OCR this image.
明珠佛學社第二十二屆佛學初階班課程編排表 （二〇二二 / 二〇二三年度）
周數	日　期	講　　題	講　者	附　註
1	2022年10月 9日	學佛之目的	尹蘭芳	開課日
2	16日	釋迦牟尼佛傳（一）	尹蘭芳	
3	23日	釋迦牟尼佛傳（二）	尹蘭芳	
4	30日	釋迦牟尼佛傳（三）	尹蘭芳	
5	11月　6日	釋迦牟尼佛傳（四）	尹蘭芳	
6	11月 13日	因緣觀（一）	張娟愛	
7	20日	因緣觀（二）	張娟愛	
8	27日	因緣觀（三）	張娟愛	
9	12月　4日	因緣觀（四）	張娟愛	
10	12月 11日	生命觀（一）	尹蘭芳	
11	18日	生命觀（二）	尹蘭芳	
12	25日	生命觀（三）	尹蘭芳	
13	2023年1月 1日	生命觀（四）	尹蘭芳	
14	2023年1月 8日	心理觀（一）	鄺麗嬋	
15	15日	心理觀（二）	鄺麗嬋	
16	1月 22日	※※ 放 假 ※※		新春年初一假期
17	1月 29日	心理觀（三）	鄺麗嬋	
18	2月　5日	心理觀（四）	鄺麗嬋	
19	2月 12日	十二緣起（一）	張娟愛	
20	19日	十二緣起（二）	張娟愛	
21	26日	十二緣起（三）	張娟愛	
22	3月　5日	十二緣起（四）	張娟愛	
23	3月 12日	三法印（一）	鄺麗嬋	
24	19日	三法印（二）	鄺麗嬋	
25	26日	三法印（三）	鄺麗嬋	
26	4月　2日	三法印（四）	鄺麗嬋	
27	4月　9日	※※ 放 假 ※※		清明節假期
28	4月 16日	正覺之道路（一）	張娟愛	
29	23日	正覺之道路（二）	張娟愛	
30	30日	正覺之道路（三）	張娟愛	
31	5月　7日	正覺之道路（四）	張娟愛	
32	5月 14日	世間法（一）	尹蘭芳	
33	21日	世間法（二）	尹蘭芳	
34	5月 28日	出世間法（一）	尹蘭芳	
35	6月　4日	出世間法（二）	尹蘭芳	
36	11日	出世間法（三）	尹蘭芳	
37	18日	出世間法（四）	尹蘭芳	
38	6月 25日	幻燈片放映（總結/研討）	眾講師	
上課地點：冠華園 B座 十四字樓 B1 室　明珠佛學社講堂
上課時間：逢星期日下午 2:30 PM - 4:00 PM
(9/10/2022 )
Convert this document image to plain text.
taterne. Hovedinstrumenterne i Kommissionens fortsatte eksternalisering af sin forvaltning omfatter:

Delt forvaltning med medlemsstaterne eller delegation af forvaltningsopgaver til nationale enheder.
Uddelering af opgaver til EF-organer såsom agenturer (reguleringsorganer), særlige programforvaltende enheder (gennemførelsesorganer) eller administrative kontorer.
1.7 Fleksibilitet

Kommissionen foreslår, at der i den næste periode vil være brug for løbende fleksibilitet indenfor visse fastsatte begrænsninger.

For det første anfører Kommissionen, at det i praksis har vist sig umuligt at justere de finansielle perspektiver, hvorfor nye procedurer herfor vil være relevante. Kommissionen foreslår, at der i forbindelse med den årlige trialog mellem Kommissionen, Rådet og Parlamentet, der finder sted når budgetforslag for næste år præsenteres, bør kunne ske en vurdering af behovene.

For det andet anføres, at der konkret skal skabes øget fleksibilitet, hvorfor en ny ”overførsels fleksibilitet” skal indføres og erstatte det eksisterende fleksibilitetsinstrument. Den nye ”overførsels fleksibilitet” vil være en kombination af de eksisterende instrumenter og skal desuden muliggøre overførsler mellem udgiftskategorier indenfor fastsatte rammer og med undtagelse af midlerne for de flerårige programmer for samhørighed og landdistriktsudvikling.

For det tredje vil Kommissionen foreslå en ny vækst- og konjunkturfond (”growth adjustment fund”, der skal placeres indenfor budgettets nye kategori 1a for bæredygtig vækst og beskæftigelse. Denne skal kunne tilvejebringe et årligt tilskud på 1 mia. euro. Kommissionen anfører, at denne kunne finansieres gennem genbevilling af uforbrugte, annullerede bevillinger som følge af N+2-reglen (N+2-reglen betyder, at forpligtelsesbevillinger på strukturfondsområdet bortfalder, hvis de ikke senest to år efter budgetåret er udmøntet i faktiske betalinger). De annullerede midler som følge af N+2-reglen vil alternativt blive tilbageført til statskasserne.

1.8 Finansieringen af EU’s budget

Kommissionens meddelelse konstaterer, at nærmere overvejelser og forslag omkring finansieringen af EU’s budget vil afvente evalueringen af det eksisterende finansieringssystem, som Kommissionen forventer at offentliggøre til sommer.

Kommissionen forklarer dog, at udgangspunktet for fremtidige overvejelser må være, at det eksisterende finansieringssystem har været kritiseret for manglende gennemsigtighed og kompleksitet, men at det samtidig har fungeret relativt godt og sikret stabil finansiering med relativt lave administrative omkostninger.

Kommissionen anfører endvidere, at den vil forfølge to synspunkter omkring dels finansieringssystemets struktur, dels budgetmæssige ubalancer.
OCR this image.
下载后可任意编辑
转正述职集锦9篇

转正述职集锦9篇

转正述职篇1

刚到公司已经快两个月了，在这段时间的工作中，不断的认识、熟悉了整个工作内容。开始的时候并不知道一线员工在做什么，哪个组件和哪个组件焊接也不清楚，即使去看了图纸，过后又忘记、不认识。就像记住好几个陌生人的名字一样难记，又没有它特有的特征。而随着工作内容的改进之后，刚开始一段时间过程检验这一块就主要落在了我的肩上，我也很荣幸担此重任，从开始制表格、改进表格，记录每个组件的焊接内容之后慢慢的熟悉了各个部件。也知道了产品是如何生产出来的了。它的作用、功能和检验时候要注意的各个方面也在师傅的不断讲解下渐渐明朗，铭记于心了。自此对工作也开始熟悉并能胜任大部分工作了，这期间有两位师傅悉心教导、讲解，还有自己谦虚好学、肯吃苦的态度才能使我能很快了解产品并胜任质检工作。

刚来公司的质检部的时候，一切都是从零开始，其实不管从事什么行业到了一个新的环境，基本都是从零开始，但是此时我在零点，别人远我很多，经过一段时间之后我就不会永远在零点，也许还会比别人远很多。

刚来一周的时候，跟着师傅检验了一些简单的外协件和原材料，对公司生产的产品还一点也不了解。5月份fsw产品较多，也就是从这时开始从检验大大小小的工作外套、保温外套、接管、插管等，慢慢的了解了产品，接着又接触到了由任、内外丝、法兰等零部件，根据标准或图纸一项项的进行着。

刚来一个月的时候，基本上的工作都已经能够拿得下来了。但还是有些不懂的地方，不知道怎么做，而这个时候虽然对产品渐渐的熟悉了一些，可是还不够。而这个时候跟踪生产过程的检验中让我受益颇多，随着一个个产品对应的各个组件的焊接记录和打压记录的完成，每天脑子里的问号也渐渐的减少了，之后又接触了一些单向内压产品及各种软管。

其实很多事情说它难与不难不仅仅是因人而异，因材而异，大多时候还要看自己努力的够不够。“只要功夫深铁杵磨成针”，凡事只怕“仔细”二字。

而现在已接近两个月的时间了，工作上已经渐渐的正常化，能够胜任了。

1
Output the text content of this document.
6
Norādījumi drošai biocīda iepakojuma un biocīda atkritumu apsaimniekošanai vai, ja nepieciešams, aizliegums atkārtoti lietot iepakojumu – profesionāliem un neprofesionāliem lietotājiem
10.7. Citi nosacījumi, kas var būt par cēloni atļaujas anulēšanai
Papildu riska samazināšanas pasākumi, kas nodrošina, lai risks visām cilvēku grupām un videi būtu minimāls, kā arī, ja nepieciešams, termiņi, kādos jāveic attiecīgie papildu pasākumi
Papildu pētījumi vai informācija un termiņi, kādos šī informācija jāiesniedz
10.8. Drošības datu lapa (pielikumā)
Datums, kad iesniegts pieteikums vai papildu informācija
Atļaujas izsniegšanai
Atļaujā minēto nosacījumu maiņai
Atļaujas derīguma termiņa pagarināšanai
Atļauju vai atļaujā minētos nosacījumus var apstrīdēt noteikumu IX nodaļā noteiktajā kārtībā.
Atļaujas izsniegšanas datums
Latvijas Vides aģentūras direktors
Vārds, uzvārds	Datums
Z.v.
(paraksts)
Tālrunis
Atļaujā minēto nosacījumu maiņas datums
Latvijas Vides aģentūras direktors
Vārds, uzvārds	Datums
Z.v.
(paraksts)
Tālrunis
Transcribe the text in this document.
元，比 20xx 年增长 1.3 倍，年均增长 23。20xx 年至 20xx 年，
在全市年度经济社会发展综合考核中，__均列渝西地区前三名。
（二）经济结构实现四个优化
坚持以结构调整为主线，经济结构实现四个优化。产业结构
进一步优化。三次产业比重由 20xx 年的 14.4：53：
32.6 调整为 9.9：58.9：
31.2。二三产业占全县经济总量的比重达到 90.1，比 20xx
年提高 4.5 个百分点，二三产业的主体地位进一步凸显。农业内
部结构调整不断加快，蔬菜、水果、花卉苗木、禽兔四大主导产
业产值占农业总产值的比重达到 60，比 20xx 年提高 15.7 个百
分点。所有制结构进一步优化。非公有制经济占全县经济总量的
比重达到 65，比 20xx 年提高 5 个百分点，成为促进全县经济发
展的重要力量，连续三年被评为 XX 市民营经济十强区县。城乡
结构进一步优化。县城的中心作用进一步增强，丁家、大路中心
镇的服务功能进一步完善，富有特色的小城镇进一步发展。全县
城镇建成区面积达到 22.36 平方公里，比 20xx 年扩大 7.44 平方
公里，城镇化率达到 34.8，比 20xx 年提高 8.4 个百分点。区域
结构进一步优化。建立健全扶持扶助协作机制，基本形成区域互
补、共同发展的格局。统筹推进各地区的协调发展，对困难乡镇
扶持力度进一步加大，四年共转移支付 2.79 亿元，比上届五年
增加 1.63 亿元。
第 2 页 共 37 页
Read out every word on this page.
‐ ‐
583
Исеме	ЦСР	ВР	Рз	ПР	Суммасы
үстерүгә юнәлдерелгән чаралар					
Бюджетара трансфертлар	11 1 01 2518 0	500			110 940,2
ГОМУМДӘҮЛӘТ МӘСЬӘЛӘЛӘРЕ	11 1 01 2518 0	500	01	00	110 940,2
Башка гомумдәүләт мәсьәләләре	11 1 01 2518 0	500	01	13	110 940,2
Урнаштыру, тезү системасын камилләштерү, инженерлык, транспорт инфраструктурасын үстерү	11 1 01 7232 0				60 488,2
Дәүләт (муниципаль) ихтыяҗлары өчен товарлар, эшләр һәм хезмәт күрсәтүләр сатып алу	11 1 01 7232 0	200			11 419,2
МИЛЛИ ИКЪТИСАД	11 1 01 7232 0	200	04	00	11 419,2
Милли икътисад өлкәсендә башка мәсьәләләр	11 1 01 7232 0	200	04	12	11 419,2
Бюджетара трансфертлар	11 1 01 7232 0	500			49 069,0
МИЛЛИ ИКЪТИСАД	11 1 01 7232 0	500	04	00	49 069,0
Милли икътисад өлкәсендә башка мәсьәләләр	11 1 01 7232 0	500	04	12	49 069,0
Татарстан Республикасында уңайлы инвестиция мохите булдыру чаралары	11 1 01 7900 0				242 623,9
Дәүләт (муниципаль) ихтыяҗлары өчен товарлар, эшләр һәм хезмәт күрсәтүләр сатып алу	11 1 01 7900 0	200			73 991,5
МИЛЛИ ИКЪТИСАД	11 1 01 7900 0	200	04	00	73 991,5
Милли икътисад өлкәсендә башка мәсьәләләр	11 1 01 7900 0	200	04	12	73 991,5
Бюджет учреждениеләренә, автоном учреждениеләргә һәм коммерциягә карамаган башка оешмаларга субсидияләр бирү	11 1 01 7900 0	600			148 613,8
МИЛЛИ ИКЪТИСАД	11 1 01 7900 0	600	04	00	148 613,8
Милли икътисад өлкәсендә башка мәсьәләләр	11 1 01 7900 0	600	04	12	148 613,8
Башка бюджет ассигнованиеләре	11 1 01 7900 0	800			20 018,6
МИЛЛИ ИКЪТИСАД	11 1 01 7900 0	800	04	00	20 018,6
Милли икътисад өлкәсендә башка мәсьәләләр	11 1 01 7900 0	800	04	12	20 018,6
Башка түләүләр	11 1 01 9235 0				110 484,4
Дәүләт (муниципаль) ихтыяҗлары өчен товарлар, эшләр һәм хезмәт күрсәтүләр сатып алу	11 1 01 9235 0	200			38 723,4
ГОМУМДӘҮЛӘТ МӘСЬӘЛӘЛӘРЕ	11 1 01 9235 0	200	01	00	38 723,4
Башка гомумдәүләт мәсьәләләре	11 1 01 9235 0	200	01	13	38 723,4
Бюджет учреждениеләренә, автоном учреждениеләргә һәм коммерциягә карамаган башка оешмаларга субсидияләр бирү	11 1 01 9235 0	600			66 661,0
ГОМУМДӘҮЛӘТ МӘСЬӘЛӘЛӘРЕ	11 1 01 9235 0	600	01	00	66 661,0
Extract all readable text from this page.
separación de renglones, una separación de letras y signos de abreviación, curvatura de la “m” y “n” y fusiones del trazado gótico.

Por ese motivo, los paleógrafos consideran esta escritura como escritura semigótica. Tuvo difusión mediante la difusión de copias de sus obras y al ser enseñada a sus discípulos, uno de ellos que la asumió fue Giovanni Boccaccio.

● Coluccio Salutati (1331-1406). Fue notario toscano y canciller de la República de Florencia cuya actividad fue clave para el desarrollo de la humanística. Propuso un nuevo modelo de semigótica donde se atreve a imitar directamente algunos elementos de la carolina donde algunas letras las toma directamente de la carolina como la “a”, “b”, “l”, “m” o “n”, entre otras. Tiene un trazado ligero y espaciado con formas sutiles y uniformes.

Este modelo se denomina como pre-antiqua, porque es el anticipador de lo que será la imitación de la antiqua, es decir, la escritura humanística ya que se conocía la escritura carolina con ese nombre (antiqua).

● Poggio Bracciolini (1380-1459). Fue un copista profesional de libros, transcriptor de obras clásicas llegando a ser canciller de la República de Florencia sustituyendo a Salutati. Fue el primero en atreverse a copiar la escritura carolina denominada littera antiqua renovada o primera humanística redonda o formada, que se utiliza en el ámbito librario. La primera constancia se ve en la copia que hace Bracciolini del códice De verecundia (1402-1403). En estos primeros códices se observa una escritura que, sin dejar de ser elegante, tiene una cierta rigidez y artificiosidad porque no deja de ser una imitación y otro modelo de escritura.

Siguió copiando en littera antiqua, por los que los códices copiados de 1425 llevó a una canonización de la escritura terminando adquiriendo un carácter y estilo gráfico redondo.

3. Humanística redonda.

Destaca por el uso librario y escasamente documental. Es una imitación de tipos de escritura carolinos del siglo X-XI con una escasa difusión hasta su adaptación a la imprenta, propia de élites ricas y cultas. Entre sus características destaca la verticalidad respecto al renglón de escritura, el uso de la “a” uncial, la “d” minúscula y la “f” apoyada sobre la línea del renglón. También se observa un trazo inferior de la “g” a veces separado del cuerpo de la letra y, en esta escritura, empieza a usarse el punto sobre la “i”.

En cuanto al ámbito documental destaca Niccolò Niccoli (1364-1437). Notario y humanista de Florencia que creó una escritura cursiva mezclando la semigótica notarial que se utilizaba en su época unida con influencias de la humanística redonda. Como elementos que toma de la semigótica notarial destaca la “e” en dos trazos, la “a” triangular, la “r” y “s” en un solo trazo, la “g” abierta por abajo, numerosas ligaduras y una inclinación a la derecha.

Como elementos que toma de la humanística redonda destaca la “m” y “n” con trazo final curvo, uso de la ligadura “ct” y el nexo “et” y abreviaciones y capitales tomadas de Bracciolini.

YOUR GOAL: Count every line in the listing above that holds "forvaltning", then report only the count.

EXERCISE RESULT: 2